(Ряд записей)
————
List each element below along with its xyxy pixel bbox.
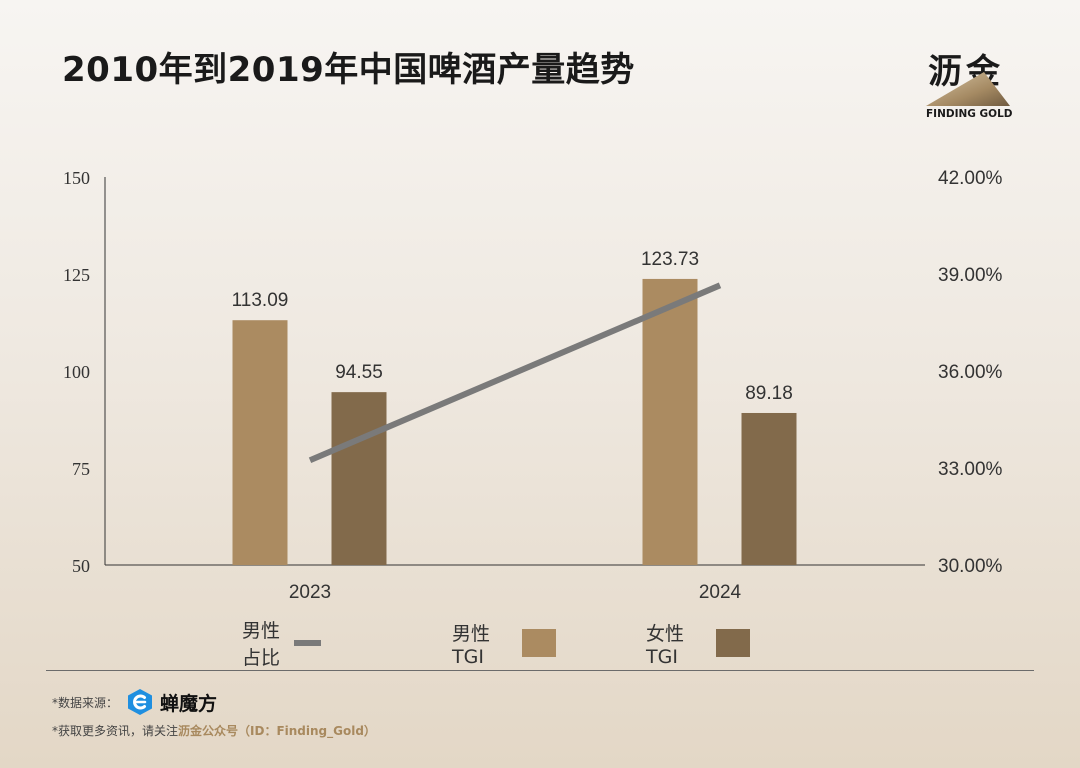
y-tick-label: 50 bbox=[72, 556, 90, 576]
y2-tick-label: 33.00% bbox=[938, 459, 1003, 480]
legend-line-swatch bbox=[293, 640, 322, 646]
follow-note: *获取更多资讯，请关注沥金公众号（ID：Finding_Gold） bbox=[52, 722, 376, 739]
y-tick-label: 150 bbox=[63, 168, 90, 188]
chanmofang-logo-icon bbox=[128, 689, 153, 715]
legend-label: 女性TGI bbox=[646, 622, 685, 668]
legend-box-swatch bbox=[521, 629, 556, 657]
data-label: 89.18 bbox=[745, 383, 793, 404]
y2-tick-label: 36.00% bbox=[938, 362, 1003, 383]
legend-label: 男性占比 bbox=[242, 620, 281, 669]
y-tick-label: 100 bbox=[63, 362, 90, 382]
legend-item-male-tgi: 男性TGI bbox=[452, 623, 556, 668]
brand-logo: 沥金 FINDING GOLD bbox=[920, 42, 1020, 122]
y-tick-label: 125 bbox=[63, 265, 90, 285]
note-prefix: *获取更多资讯，请关注 bbox=[52, 724, 179, 738]
footer-divider bbox=[46, 670, 1034, 671]
legend-label: 男性TGI bbox=[452, 622, 491, 668]
data-label: 94.55 bbox=[335, 362, 383, 383]
page-title: 2010年到2019年中国啤酒产量趋势 bbox=[62, 50, 635, 90]
chart: 50 75 100 125 150 30.00% 33.00% 36.00% 39.00% 42.… bbox=[63, 168, 1003, 603]
y2-tick-label: 30.00% bbox=[938, 556, 1003, 577]
y-tick-label: 75 bbox=[72, 459, 90, 479]
data-source: *数据来源： 蝉魔方 bbox=[52, 688, 217, 716]
x-tick-label: 2024 bbox=[699, 582, 742, 603]
brand-name: 蝉魔方 bbox=[160, 692, 218, 715]
source-label: *数据来源： bbox=[52, 695, 119, 710]
bar bbox=[741, 412, 797, 565]
logo-triangle-icon bbox=[926, 72, 1010, 106]
bar bbox=[331, 392, 387, 565]
data-label: 123.73 bbox=[641, 249, 699, 270]
logo-en-text: FINDING GOLD bbox=[926, 108, 1013, 120]
series-line bbox=[308, 282, 722, 463]
y2-tick-label: 39.00% bbox=[938, 265, 1003, 286]
data-label: 113.09 bbox=[232, 290, 289, 311]
legend-box-swatch bbox=[715, 629, 750, 657]
legend-item-male-share: 男性占比 bbox=[242, 620, 322, 669]
bar bbox=[642, 278, 698, 565]
legend-item-female-tgi: 女性TGI bbox=[646, 623, 750, 668]
bar bbox=[232, 320, 288, 565]
note-highlight: 沥金公众号（ID：Finding_Gold） bbox=[178, 724, 376, 738]
x-tick-label: 2023 bbox=[289, 582, 331, 603]
y2-tick-label: 42.00% bbox=[938, 168, 1003, 189]
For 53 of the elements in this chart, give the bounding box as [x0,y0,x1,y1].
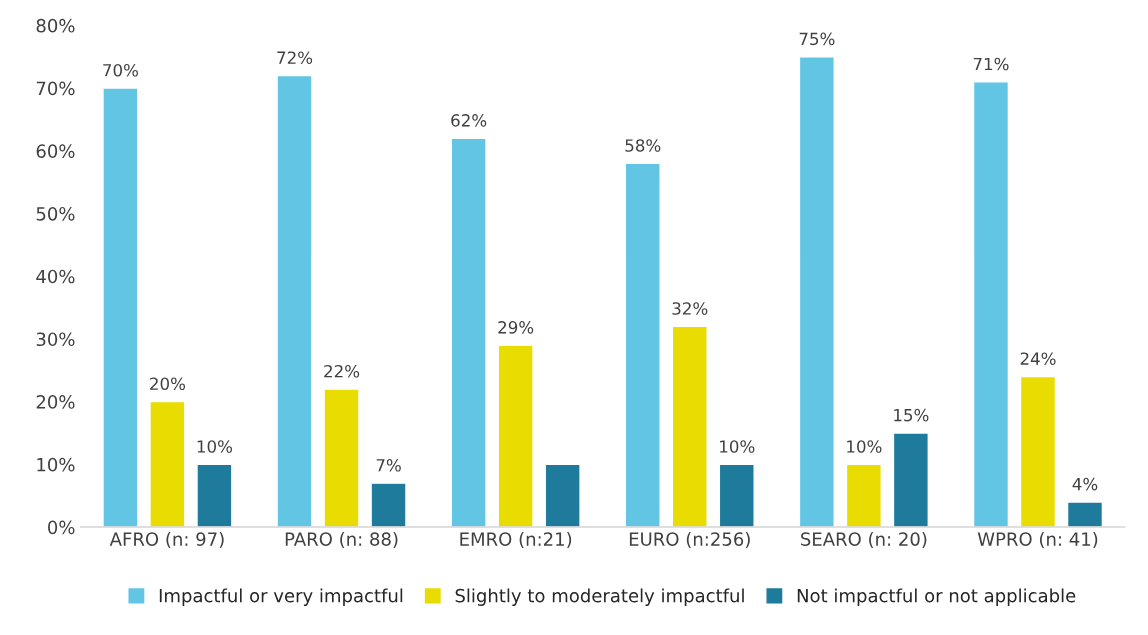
legend-label: Not impactful or not applicable [797,588,1076,606]
bar [671,325,708,528]
x-tick-label: SEARO (n: 20) [801,531,927,549]
bar [450,137,487,528]
data-label: 10% [197,440,233,453]
bar [276,74,313,528]
y-tick-label: 80% [36,18,75,33]
data-label: 58% [625,139,661,152]
legend-label: Impactful or very impactful [159,588,403,606]
data-label: 10% [720,440,755,453]
bar [624,162,661,528]
bar [972,81,1010,528]
bar [544,463,581,528]
x-tick-label: PARO (n: 88) [285,531,398,549]
y-tick-label: 10% [37,457,75,472]
data-label: 72% [277,51,313,64]
data-label: 70% [103,63,139,77]
bar [718,463,755,528]
data-label: 15% [894,408,929,422]
bar [149,400,186,528]
bar [892,432,929,528]
data-label: 24% [1020,352,1056,365]
y-tick-label: 0% [48,520,75,535]
bar [196,463,233,528]
y-tick-label: 70% [36,81,75,96]
x-tick-label: EURO (n:256) [629,531,750,549]
data-label: 71% [973,57,1009,71]
x-tick-label: WPRO (n: 41) [977,531,1098,549]
bar [1019,375,1057,528]
bar [798,56,835,528]
data-label: 75% [799,32,835,46]
bar [497,344,534,528]
data-label: 22% [324,364,360,378]
y-tick-label: 20% [36,395,75,409]
y-tick-label: 30% [36,332,75,347]
bar [1066,501,1104,528]
data-label: 20% [150,377,186,391]
y-tick-label: 50% [36,206,75,221]
legend-label: Slightly to moderately impactful [455,588,744,606]
bar [845,463,882,528]
data-label: 10% [847,440,882,453]
bar [323,388,360,528]
data-label: 4% [1072,477,1098,491]
data-label: 62% [451,114,487,127]
y-tick-label: 60% [36,144,75,158]
data-label: 7% [376,458,401,472]
data-label: 29% [498,321,534,334]
y-tick-label: 40% [36,269,75,284]
bar [102,87,139,528]
data-label: 32% [672,302,708,315]
bar [370,482,407,528]
x-tick-label: AFRO (n: 97) [109,531,224,549]
x-tick-label: EMRO (n:21) [460,531,572,549]
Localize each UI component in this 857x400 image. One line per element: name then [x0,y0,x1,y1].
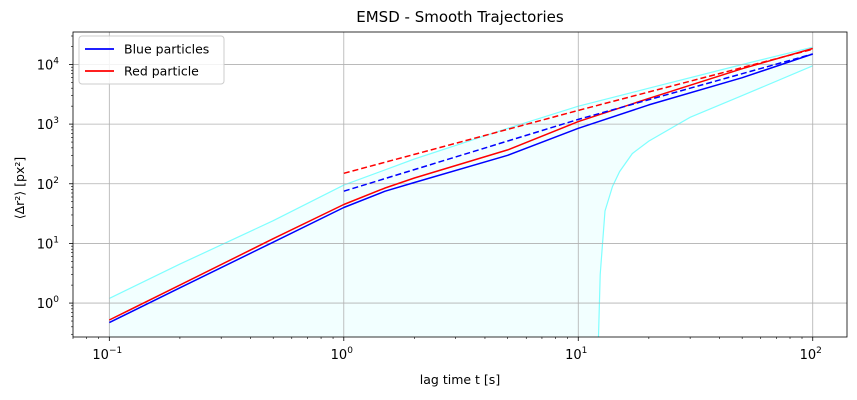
chart-title: EMSD - Smooth Trajectories [356,8,564,26]
x-tick-label-1: 100 [331,346,354,363]
y-axis-label: ⟨Δr²⟩ [px²] [12,157,27,220]
y-tick-label-4: 104 [37,56,60,73]
series-line-0 [108,53,813,324]
axis-ticks: 10−1 100 101 102 100 101 102 103 104 [37,35,822,363]
band-upper-line [109,46,813,299]
series-line-2 [343,53,813,192]
y-tick-label-1: 101 [37,235,59,252]
band-lower-line [597,65,813,338]
confidence-band [109,46,813,338]
y-tick-label-0: 100 [37,295,60,312]
x-tick-label-2: 101 [565,346,587,363]
series-line-1 [108,47,813,321]
x-axis-label-text: lag time t [s] [420,372,500,387]
legend-label-0: Blue particles [124,42,209,57]
x-tick-label-3: 102 [800,346,822,363]
legend-label-1: Red particle [124,64,199,79]
x-tick-label-0: 10−1 [92,346,122,363]
band-fill [109,47,813,337]
legend-box [78,35,225,85]
y-tick-label-3: 103 [37,116,59,133]
y-tick-label-2: 102 [37,176,59,193]
series-lines [108,47,813,324]
plot-frame [72,31,848,338]
x-axis-label: lag time t [s] [420,372,500,387]
legend: Blue particles Red particle [78,35,225,85]
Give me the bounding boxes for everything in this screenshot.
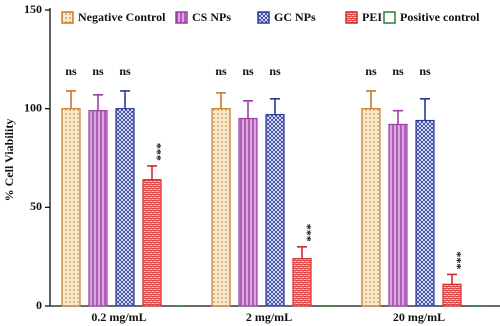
error-bar: [216, 92, 226, 109]
bar: [265, 113, 285, 307]
legend-swatch: [345, 11, 358, 24]
legend-label: CS NPs: [192, 10, 231, 24]
significance-label: ns: [65, 64, 77, 78]
bar: [142, 179, 162, 307]
y-axis-label: % Cell Viability: [2, 119, 16, 202]
legend-label: GC NPs: [274, 10, 316, 24]
y-tick-label: 100: [24, 100, 42, 114]
bar: [88, 110, 108, 307]
significance-label: ns: [242, 64, 254, 78]
legend-swatch: [383, 11, 396, 24]
error-bar: [66, 90, 76, 109]
error-bar: [120, 90, 130, 109]
error-bar: [147, 165, 157, 180]
error-bar: [270, 98, 280, 115]
significance-label: ns: [119, 64, 131, 78]
x-tick-label: 0.2 mg/mL: [91, 310, 146, 324]
error-bar: [297, 246, 307, 259]
significance-label: ***: [300, 224, 314, 242]
bar: [442, 283, 462, 307]
error-bar: [420, 98, 430, 121]
significance-label: ns: [392, 64, 404, 78]
legend-label: Positive control: [400, 10, 480, 24]
bar: [361, 108, 381, 307]
y-tick-label: 50: [30, 199, 42, 213]
significance-label: ns: [419, 64, 431, 78]
significance-label: ns: [92, 64, 104, 78]
legend-swatch: [257, 11, 270, 24]
error-bar: [243, 99, 253, 119]
bar: [415, 119, 435, 307]
error-bar: [393, 109, 403, 125]
significance-label: ***: [450, 251, 464, 269]
bar: [61, 108, 81, 307]
y-tick-label: 150: [24, 2, 42, 16]
y-tick-label: 0: [36, 298, 42, 312]
error-bar: [93, 94, 103, 111]
significance-label: ns: [215, 64, 227, 78]
legend-swatch: [175, 11, 188, 24]
significance-label: ***: [150, 143, 164, 161]
legend-label: Negative Control: [78, 10, 166, 24]
bar: [292, 258, 312, 307]
error-bar: [366, 90, 376, 109]
significance-label: ns: [269, 64, 281, 78]
bar: [238, 117, 258, 307]
bar: [211, 108, 231, 307]
error-bar: [447, 273, 457, 285]
significance-label: ns: [365, 64, 377, 78]
legend-swatch: [61, 11, 74, 24]
bar: [388, 123, 408, 307]
bar: [115, 108, 135, 307]
x-tick-label: 2 mg/mL: [246, 310, 292, 324]
x-tick-label: 20 mg/mL: [393, 310, 445, 324]
legend-label: PEI: [362, 10, 382, 24]
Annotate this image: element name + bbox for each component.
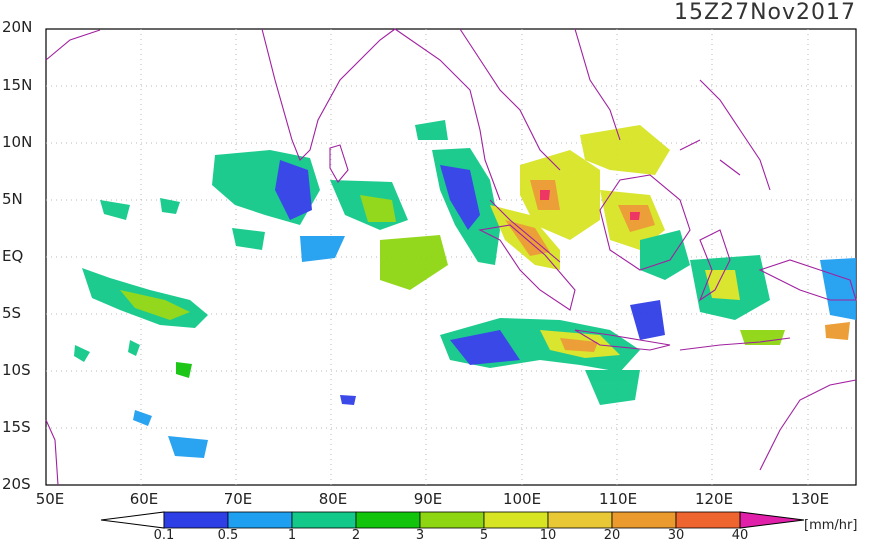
colorbar-right-arrow [739,511,805,529]
colorbar-left-arrow [100,511,165,529]
lat-label: 10N [2,133,33,151]
colorbar-swatch [291,511,357,529]
colorbar-swatch [227,511,293,529]
coast-philippines [679,79,771,191]
lon-label: 70E [223,490,253,508]
rain-cell [705,270,740,300]
colorbar-tick: 20 [603,528,621,543]
rain-cell [74,345,90,362]
rain-cell [450,330,520,365]
rain-cell [585,370,640,405]
coast-malay [489,199,561,263]
rain-cell [380,235,448,290]
lat-label: 15S [2,418,31,436]
rain-cell [128,340,140,356]
coast-sumatra [478,224,576,311]
lon-label: 110E [598,490,638,508]
colorbar-tick: 5 [479,528,489,543]
coast-africa [45,29,101,486]
colorbar-swatch [355,511,421,529]
rain-cell [176,362,192,378]
rain-cell [740,330,785,345]
coast-srilanka [329,144,349,183]
lat-label: 20N [2,18,33,36]
timestamp-label: 15Z27Nov2017 [674,0,856,25]
coast-australia [759,379,857,471]
rain-cell [160,198,180,214]
rain-cell [440,165,480,230]
lon-label: 90E [413,490,443,508]
rain-cell [168,436,208,458]
coastlines [45,28,857,486]
rain-cell [360,195,396,222]
colorbar [100,511,805,529]
rain-cell [520,150,600,240]
coast-sulawesi [698,229,731,302]
lon-label: 50E [35,490,65,508]
colorbar-swatch [611,511,677,529]
colorbar-units: [mm/hr] [804,518,858,533]
colorbar-tick: 10 [539,528,557,543]
colorbar-tick: 2 [351,528,361,543]
colorbar-swatch [483,511,549,529]
lat-label: 5N [2,190,23,208]
graticule [46,29,856,485]
coast-india [261,28,396,161]
coast-borneo [599,174,691,271]
rain-cell [415,120,448,140]
lon-label: 120E [694,490,734,508]
rain-cell [133,410,152,426]
rain-cell [505,220,550,256]
colorbar-tick: 3 [415,528,425,543]
rain-cell [300,236,345,262]
rain-cell [100,200,130,220]
coast-java [574,329,671,351]
coast-nusa-tenggara [679,337,791,351]
colorbar-tick: 30 [667,528,685,543]
rain-cell [232,228,265,250]
colorbar-swatch [547,511,613,529]
lat-label: 20S [2,475,31,493]
colorbar-tick: 1 [287,528,297,543]
rain-cell [825,322,850,340]
rain-cell [630,300,665,340]
coast-bay-bengal [394,28,501,201]
colorbar-tick: 0.5 [217,528,239,543]
lon-label: 80E [318,490,348,508]
rain-cell [275,160,312,220]
rain-cell [560,338,598,352]
lon-label: 130E [790,490,830,508]
rain-cell [580,125,670,175]
rain-cell [630,212,640,220]
rain-cell [540,190,550,200]
colorbar-swatch [419,511,485,529]
colorbar-swatch [163,511,229,529]
lat-label: 10S [2,361,31,379]
coast-indochina [459,28,621,171]
lon-label: 60E [129,490,159,508]
coast-new-guinea [758,259,857,301]
colorbar-tick: 40 [731,528,749,543]
lat-label: 5S [2,304,22,322]
lat-label: 15N [2,76,33,94]
rain-cell [120,290,190,320]
lat-label: EQ [2,247,24,265]
rain-cell [640,230,690,280]
rain-cell [340,395,356,405]
precipitation-field [74,120,856,458]
colorbar-swatch [675,511,741,529]
lon-label: 100E [502,490,542,508]
colorbar-tick: 0.1 [153,528,175,543]
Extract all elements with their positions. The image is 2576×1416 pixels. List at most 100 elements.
————
§ **ЗАДАНИЕ**: Запишите в виде JSON-списка строк строки между строкой, содержащей "chart-title: EMSD - Smooth", и строкой, содержащей "Give me the", включительно: по одному элементу на каждую строку, пустые строки пропустите.

§ **ОТВЕТ**:
[
  "chart-title: EMSD - Smooth Trajectories [356,8,564,26]",
  "x-tick-label-1: 100 [331,346,354,363]",
  "y-axis-label: ⟨Δr²⟩ [px²] [12,157,27,220]",
  "y-tick-label-4: 104 [37,56,60,73]",
  "series-line-0 [108,53,813,324]",
  "axis-ticks: 10−1 100 101 102 100 101 102 103 104 [37,35,822,363]",
  "band-upper-line [109,46,813,299]",
  "series-line-2 [343,53,813,192]",
  "y-tick-label-1: 101 [37,235,59,252]",
  "band-lower-line [597,65,813,338]",
  "confidence-band [109,46,813,338]",
  "y-tick-label-0: 100 [37,295,60,312]",
  "x-tick-label-2: 101 [565,346,587,363]",
  "series-line-1 [108,47,813,321]",
  "x-axis-label-text: lag time t [s] [420,372,500,387]",
  "legend-label-0: Blue particles [124,42,209,57]",
  "x-tick-label-3: 102 [800,346,822,363]",
  "legend-label-1: Red particle [124,64,199,79]",
  "x-tick-label-0: 10−1 [92,346,122,363]",
  "band-fill [109,47,813,337]",
  "legend-box [78,35,225,85]",
  "y-tick-label-3: 103 [37,116,59,133]",
  "y-tick-label-2: 102 [37,176,59,193]",
  "series-lines [108,47,813,324]",
  "plot-frame [72,31,848,338]",
  "x-axis-label: lag time t [s] [420,372,500,387]",
  "legend: Blue particles Red particle [78,35,225,85]",
  "Give me the bounding boxes for everything in this screenshot."
]